What is being asked
Repeat the entire listing exactly.

Task input
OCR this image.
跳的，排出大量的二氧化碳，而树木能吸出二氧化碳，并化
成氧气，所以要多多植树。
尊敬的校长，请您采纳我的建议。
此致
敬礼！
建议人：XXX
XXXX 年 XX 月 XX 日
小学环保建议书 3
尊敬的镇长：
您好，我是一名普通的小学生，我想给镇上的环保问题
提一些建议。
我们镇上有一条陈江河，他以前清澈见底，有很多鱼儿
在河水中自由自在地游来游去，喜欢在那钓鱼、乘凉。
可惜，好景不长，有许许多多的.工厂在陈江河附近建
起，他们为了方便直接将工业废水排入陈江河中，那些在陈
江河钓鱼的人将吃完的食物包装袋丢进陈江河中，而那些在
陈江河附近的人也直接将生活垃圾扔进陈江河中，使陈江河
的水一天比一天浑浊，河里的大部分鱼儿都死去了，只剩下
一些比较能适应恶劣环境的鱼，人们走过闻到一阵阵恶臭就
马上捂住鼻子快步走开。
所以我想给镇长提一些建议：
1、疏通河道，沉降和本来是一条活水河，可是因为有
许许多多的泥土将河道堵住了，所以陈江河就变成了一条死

Exercise response
OCR this image.
跳的，排出大量的二氧化碳，而树木能吸出二氧化碳，并化
成氧气，所以要多多植树。
尊敬的校长，请您采纳我的建议。
此致
敬礼！
建议人：XXX
XXXX 年 XX 月 XX 日
小学环保建议书 3
尊敬的镇长：
您好，我是一名普通的小学生，我想给镇上的环保问题
提一些建议。
我们镇上有一条陈江河，他以前清澈见底，有很多鱼儿
在河水中自由自在地游来游去，喜欢在那钓鱼、乘凉。
可惜，好景不长，有许许多多的.工厂在陈江河附近建
起，他们为了方便直接将工业废水排入陈江河中，那些在陈
江河钓鱼的人将吃完的食物包装袋丢进陈江河中，而那些在
陈江河附近的人也直接将生活垃圾扔进陈江河中，使陈江河
的水一天比一天浑浊，河里的大部分鱼儿都死去了，只剩下
一些比较能适应恶劣环境的鱼，人们走过闻到一阵阵恶臭就
马上捂住鼻子快步走开。
所以我想给镇长提一些建议：
1、疏通河道，沉降和本来是一条活水河，可是因为有
许许多多的泥土将河道堵住了，所以陈江河就变成了一条死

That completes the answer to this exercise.